GIVEN PROBLEM: Copy out, in full, each row below that contains the string "location".

--- SUPPLIED MATERIAL ---

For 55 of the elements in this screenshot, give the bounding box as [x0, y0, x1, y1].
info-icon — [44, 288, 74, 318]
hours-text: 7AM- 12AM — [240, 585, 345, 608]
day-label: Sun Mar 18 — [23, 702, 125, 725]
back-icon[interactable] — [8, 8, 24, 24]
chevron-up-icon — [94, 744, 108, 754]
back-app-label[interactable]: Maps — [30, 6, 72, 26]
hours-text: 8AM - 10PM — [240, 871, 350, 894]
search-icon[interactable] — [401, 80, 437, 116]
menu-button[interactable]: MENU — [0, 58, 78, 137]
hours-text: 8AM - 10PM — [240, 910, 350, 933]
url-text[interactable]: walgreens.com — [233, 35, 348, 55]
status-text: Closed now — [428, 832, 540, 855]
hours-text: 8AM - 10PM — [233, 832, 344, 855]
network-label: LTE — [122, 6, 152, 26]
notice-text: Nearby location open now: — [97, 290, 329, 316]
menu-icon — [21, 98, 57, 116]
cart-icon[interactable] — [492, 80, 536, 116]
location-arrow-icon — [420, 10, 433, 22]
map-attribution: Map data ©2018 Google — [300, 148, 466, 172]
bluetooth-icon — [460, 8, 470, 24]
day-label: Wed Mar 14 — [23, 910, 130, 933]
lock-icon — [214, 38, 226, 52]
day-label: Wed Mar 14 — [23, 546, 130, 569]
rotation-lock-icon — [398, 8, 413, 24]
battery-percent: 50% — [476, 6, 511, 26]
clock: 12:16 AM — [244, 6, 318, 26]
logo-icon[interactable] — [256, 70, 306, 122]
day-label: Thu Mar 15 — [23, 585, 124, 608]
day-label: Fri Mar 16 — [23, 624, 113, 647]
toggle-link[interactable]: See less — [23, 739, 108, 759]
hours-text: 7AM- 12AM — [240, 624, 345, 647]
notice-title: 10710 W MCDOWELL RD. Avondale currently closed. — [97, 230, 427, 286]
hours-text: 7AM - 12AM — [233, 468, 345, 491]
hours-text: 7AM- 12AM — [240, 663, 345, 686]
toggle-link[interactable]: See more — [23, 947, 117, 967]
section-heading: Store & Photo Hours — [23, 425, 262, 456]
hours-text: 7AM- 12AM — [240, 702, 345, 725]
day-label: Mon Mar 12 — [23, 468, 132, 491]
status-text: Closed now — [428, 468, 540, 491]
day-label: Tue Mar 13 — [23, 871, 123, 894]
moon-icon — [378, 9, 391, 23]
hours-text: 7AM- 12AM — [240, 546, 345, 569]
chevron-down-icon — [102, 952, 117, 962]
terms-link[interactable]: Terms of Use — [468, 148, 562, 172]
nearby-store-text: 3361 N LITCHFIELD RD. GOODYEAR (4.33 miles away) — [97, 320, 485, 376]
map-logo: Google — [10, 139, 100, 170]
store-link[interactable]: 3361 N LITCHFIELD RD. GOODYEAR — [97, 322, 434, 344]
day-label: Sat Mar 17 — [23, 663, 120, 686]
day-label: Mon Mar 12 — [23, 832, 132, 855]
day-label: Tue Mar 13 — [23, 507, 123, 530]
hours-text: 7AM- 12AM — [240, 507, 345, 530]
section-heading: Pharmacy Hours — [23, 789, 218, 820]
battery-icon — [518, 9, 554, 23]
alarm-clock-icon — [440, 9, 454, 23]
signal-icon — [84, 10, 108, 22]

---

RIGHT ANSWER:
notice-text: Nearby location open now: — [97, 290, 329, 316]
location-arrow-icon — [420, 10, 433, 22]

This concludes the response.